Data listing

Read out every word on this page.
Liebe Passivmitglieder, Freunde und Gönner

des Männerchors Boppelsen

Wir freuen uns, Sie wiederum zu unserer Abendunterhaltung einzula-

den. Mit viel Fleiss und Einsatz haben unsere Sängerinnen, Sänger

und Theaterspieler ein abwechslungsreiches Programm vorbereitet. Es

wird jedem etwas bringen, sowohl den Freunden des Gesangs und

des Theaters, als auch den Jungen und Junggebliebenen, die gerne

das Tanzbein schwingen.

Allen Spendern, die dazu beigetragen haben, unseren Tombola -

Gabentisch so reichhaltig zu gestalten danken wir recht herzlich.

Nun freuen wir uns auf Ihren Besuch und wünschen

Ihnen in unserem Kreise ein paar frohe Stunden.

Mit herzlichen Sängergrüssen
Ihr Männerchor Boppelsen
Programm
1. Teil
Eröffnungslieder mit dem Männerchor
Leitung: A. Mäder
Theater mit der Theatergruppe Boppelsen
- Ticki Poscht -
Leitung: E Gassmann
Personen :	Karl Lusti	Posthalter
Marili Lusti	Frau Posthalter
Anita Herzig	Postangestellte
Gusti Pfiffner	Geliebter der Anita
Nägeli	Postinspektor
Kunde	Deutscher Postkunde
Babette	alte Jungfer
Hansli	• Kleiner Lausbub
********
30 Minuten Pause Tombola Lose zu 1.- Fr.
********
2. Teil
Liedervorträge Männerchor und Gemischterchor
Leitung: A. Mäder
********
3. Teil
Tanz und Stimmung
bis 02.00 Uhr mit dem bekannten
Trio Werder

**Task to carry out**
Select all lines in the listing that include the word "Boppelsen".

**The output**
des Männerchors Boppelsen
Ihr Männerchor Boppelsen
Theater mit der Theatergruppe Boppelsen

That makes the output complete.